EXERCISE PROMPT: Reproduce the listing verbatim from its first line up to and including the line that contains "outlier-point <box>626 410 632 417</box>".

EXTRACTED DATA:
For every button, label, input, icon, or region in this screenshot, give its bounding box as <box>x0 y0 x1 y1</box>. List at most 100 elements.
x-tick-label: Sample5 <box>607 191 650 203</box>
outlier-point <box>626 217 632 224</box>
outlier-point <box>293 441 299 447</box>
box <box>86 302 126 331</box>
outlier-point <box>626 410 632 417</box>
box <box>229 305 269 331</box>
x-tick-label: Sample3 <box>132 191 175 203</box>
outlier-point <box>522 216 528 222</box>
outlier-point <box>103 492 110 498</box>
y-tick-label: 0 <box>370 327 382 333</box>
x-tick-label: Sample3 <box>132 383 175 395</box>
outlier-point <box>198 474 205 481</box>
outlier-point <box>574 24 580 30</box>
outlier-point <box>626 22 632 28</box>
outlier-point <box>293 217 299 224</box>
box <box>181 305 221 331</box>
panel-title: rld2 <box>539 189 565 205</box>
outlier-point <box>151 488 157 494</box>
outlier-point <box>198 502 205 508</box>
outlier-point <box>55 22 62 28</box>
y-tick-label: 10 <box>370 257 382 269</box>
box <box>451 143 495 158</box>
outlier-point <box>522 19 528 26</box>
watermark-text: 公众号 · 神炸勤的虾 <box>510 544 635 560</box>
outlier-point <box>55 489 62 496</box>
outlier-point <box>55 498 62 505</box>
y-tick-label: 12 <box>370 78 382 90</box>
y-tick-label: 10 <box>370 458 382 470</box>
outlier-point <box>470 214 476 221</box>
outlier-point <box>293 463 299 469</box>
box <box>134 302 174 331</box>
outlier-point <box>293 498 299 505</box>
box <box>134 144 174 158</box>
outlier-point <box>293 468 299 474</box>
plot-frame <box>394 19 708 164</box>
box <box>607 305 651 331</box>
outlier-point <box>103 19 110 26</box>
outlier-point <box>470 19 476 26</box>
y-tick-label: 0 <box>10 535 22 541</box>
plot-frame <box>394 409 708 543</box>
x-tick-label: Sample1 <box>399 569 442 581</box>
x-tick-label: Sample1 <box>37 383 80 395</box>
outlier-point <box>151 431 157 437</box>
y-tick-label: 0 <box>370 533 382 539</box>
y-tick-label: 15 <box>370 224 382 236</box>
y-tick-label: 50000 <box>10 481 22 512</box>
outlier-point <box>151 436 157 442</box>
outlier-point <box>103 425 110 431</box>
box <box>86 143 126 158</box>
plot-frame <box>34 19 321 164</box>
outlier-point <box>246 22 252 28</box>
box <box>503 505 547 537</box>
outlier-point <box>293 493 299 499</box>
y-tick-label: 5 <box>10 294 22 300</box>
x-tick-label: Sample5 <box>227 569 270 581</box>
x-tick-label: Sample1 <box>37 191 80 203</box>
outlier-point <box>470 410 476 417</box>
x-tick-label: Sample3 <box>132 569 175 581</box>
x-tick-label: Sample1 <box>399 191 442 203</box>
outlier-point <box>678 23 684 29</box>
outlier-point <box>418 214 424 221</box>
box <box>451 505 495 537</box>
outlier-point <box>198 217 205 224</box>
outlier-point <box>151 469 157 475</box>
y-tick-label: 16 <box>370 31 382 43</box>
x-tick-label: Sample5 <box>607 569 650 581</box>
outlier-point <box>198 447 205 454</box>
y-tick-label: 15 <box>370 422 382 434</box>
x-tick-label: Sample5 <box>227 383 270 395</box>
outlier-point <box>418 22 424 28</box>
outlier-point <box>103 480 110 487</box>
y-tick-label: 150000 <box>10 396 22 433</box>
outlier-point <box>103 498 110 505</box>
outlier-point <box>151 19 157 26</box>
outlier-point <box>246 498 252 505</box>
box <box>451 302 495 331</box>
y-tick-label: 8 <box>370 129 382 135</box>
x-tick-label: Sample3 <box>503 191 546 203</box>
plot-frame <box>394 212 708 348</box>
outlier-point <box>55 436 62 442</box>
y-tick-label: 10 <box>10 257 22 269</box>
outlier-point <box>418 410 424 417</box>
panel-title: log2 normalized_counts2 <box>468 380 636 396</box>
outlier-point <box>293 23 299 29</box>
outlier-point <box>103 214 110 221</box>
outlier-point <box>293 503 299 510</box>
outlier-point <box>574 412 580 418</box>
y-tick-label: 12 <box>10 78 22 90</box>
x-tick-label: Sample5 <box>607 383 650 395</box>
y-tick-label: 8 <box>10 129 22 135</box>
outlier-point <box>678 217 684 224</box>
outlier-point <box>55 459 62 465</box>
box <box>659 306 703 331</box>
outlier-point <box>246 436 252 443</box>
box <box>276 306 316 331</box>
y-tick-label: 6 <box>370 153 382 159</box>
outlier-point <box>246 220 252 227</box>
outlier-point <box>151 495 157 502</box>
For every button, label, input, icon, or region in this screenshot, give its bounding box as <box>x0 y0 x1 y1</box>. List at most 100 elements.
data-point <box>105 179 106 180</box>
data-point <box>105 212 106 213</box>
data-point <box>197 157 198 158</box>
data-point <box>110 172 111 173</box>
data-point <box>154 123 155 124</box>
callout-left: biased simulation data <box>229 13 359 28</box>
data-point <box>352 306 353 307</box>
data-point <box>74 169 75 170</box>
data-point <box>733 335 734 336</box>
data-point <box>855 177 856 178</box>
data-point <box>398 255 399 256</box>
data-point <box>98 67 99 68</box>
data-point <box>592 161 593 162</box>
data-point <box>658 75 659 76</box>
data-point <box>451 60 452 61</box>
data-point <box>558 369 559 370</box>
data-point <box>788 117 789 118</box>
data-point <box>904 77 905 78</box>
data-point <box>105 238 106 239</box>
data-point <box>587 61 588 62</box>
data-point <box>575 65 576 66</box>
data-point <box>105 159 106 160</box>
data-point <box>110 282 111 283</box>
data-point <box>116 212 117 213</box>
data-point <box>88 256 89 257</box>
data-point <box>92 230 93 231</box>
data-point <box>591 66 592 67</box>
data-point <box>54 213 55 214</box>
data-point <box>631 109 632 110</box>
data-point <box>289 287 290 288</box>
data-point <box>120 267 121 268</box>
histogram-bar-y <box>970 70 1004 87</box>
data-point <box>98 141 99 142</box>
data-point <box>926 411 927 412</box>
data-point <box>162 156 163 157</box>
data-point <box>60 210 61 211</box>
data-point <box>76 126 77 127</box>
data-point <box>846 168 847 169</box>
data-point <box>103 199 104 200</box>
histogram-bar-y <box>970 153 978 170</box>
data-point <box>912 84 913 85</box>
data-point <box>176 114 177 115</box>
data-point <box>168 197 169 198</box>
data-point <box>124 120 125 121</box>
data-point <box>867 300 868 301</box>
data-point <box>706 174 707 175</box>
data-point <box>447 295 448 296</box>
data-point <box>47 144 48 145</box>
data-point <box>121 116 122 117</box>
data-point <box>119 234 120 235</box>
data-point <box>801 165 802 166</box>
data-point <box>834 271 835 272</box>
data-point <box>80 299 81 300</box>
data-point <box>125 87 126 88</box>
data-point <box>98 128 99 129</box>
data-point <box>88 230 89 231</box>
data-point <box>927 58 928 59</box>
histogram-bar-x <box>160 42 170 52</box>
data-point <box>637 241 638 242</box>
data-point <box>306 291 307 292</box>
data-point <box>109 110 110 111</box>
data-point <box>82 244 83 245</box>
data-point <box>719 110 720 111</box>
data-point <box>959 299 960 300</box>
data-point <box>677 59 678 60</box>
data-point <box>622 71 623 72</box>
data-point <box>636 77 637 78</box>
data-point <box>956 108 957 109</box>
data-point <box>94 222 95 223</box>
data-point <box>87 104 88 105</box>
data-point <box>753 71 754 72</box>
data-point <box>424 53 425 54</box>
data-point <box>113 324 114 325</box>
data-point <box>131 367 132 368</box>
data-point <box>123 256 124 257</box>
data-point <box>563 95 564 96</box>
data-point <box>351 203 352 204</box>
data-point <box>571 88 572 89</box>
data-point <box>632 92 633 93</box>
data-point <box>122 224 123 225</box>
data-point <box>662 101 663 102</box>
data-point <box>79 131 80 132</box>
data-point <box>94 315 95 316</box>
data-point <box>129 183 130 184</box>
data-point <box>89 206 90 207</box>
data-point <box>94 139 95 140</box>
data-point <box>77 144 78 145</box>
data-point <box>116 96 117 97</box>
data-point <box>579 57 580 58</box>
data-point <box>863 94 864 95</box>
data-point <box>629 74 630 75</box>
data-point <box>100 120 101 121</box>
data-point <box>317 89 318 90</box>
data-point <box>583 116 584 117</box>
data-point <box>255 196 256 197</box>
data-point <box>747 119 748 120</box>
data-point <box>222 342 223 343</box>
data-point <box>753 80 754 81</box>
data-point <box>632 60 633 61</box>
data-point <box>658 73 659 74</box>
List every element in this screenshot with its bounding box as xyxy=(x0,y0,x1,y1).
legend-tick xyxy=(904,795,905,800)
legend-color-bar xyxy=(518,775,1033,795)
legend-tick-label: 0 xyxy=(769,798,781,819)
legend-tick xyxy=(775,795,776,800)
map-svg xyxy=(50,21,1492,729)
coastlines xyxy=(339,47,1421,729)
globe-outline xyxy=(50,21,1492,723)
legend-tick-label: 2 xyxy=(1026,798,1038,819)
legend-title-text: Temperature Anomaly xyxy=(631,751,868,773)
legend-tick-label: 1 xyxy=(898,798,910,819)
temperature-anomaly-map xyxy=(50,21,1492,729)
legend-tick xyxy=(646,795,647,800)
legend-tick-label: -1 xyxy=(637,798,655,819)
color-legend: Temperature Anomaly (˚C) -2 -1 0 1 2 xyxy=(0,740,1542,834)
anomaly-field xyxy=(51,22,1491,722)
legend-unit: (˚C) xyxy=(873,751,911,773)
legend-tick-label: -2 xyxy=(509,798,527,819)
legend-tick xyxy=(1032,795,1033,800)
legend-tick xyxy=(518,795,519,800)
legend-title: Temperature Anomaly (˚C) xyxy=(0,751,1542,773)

RESPONSE TO THIS TASK:
For every button, label, input, icon, or region in this screenshot, give its bounding box as <box>x0 y0 x1 y1</box>. List at most 100 elements.
x-tick-label: Sample5 <box>607 191 650 203</box>
outlier-point <box>626 217 632 224</box>
outlier-point <box>293 441 299 447</box>
box <box>86 302 126 331</box>
outlier-point <box>626 410 632 417</box>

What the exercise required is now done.